# START OF Data extract
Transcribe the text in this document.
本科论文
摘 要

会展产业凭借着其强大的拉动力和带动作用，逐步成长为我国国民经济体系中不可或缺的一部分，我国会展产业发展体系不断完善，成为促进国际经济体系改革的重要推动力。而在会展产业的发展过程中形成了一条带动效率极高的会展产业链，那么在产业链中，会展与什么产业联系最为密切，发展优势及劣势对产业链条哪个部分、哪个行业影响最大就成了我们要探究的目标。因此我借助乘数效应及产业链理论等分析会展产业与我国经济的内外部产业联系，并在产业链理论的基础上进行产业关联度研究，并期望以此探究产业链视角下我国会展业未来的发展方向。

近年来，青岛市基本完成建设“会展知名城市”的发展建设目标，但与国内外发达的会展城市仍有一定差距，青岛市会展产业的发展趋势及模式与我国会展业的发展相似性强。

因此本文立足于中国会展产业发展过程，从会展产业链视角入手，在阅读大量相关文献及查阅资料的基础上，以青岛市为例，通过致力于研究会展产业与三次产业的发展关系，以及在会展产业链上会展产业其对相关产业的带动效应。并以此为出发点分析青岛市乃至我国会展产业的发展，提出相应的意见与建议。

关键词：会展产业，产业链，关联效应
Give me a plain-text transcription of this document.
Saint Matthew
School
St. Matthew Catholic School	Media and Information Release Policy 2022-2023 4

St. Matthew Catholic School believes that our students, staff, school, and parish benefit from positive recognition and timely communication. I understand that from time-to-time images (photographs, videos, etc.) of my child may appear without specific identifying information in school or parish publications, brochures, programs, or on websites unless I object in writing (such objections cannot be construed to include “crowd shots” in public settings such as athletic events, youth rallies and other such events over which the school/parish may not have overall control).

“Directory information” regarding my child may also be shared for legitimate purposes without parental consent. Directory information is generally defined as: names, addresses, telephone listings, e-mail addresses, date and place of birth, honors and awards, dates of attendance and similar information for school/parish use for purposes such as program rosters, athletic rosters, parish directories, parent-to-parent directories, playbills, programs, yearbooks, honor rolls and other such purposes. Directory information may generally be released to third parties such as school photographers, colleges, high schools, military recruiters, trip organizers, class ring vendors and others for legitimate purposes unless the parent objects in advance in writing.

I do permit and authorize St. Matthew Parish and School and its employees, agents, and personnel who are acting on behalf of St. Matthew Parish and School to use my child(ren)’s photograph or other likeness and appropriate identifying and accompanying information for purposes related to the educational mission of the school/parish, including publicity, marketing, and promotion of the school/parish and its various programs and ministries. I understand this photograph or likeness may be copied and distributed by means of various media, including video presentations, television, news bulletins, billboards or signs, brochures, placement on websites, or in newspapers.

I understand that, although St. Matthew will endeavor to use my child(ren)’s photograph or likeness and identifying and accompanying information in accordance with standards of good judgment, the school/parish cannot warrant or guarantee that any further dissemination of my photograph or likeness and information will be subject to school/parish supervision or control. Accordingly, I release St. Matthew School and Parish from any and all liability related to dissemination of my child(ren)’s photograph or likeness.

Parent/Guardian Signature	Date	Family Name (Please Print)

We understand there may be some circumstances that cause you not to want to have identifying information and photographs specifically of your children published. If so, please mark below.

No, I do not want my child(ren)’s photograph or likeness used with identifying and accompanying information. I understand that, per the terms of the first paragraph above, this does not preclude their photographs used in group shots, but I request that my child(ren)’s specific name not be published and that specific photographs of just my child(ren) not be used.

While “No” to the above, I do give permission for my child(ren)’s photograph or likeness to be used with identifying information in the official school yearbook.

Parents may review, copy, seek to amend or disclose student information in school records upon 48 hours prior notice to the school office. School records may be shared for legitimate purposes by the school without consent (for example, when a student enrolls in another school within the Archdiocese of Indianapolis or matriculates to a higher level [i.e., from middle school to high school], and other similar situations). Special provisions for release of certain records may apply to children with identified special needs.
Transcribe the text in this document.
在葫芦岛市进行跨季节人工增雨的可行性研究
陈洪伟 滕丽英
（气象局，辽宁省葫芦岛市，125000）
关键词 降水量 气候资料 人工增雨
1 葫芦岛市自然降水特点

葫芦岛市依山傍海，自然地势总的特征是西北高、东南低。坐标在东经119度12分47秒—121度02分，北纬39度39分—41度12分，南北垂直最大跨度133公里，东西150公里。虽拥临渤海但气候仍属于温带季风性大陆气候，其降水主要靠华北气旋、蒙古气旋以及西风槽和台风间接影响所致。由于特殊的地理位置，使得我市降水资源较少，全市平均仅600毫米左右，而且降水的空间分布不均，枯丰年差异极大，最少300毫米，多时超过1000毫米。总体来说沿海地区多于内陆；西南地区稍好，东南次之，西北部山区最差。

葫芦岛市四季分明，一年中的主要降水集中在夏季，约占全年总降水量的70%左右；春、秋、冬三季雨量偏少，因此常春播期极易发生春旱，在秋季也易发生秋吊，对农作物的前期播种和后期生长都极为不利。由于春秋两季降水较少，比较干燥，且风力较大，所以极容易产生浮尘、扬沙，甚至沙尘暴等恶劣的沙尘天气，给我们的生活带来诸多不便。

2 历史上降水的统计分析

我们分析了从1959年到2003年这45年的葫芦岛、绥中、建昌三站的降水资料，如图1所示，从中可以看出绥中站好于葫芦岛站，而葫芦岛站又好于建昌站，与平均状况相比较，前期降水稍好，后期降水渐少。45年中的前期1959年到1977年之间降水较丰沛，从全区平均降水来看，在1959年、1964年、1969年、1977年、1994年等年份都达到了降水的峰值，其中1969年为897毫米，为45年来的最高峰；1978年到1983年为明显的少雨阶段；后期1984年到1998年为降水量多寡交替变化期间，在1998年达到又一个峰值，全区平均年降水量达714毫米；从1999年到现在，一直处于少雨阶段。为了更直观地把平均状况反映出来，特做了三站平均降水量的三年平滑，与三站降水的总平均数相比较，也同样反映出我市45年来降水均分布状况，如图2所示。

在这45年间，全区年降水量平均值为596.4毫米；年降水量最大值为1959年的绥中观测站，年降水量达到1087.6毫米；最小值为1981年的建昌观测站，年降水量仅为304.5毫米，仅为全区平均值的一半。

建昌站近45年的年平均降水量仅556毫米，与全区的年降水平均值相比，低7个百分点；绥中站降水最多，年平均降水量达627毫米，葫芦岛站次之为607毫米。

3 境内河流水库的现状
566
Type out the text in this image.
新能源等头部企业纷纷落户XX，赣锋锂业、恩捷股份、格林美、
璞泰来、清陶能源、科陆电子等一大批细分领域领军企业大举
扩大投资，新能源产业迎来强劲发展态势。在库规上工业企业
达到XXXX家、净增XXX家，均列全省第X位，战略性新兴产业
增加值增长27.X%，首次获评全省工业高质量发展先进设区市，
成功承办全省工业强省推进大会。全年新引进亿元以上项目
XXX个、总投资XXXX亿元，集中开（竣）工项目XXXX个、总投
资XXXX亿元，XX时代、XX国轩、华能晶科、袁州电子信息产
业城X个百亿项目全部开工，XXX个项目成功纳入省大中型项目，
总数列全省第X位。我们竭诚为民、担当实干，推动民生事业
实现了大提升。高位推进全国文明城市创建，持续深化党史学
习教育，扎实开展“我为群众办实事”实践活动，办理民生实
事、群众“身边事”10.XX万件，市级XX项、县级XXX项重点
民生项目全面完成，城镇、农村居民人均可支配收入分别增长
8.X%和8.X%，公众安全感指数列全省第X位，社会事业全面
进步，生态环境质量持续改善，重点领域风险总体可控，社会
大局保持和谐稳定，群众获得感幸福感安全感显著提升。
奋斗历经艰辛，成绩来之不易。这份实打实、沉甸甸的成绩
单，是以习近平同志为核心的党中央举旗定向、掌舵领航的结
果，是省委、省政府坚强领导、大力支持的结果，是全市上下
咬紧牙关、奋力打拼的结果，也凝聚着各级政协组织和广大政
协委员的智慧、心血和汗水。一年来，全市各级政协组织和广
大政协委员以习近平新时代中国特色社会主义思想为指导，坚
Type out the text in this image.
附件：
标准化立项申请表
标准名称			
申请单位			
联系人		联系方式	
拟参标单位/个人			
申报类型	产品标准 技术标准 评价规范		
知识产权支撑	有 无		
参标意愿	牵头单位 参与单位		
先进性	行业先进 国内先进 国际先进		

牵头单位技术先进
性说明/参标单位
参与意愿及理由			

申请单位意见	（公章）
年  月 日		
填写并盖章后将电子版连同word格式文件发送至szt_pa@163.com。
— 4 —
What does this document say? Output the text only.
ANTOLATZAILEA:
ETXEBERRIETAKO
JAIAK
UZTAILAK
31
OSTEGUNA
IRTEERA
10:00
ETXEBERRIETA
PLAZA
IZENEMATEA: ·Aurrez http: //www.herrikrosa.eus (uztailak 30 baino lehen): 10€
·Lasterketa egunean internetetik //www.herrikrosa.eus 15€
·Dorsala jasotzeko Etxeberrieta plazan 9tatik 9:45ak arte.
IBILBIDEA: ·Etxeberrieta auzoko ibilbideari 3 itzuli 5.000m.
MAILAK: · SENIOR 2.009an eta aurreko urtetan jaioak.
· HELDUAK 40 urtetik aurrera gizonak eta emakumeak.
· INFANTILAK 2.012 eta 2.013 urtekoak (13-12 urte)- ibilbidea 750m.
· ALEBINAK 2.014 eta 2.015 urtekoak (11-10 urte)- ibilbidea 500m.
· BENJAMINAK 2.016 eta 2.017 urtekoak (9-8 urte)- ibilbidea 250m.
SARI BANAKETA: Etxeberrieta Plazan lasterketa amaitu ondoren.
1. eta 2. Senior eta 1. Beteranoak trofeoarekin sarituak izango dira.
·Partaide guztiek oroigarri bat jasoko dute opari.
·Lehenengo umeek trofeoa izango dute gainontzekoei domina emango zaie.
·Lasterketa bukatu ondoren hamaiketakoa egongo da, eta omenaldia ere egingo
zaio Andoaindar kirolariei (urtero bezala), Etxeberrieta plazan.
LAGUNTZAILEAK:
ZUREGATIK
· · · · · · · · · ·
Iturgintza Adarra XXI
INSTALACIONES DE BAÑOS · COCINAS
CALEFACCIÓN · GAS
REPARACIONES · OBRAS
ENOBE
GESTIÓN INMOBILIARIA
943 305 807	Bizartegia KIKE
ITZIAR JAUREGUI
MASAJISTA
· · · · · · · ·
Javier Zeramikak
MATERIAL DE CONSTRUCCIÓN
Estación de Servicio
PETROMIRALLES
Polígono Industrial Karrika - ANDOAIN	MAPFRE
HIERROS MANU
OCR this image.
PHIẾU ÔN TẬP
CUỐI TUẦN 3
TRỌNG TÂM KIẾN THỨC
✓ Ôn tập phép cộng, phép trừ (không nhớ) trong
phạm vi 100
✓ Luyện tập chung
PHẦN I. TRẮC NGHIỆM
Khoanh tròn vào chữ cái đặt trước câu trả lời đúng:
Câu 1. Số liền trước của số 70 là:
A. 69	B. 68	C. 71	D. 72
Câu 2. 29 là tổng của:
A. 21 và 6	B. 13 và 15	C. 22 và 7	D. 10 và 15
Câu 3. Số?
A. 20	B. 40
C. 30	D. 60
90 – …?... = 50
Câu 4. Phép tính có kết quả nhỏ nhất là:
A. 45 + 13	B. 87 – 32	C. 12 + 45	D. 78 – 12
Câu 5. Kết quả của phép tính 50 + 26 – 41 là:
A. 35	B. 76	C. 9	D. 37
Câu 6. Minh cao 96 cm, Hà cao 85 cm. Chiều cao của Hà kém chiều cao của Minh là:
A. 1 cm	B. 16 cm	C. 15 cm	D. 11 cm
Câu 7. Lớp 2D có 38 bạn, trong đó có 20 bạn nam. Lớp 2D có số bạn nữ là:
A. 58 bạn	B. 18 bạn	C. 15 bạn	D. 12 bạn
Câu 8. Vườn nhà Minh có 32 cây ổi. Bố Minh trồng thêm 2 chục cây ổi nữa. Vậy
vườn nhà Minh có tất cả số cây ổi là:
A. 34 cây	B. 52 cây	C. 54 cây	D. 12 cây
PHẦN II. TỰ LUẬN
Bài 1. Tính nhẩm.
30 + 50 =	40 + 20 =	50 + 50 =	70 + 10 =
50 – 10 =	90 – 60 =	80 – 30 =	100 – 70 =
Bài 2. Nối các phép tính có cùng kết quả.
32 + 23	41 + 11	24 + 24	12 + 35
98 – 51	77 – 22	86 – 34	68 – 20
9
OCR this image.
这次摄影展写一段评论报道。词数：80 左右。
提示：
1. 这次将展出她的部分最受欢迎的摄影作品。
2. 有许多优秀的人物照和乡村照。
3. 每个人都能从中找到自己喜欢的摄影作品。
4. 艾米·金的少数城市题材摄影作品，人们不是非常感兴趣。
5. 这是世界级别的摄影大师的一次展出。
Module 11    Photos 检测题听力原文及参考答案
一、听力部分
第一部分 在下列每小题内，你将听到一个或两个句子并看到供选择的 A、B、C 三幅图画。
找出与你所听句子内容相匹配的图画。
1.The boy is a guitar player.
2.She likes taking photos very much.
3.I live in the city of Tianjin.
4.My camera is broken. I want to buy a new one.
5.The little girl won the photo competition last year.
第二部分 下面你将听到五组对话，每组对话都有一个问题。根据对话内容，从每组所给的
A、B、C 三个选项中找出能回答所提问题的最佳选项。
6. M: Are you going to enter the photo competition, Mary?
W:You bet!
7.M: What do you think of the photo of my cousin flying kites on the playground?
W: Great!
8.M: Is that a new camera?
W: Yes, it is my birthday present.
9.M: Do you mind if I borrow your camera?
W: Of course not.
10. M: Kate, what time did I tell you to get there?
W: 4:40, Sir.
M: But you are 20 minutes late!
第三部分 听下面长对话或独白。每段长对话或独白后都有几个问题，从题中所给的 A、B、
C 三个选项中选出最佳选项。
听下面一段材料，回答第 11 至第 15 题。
# END OF Data extract
Given instruction:
From the entries above, extract every line where the word "herrikrosa" appears.

Answer to this task:
IZENEMATEA: ·Aurrez http: //www.herrikrosa.eus (uztailak 30 baino lehen): 10€
·Lasterketa egunean internetetik //www.herrikrosa.eus 15€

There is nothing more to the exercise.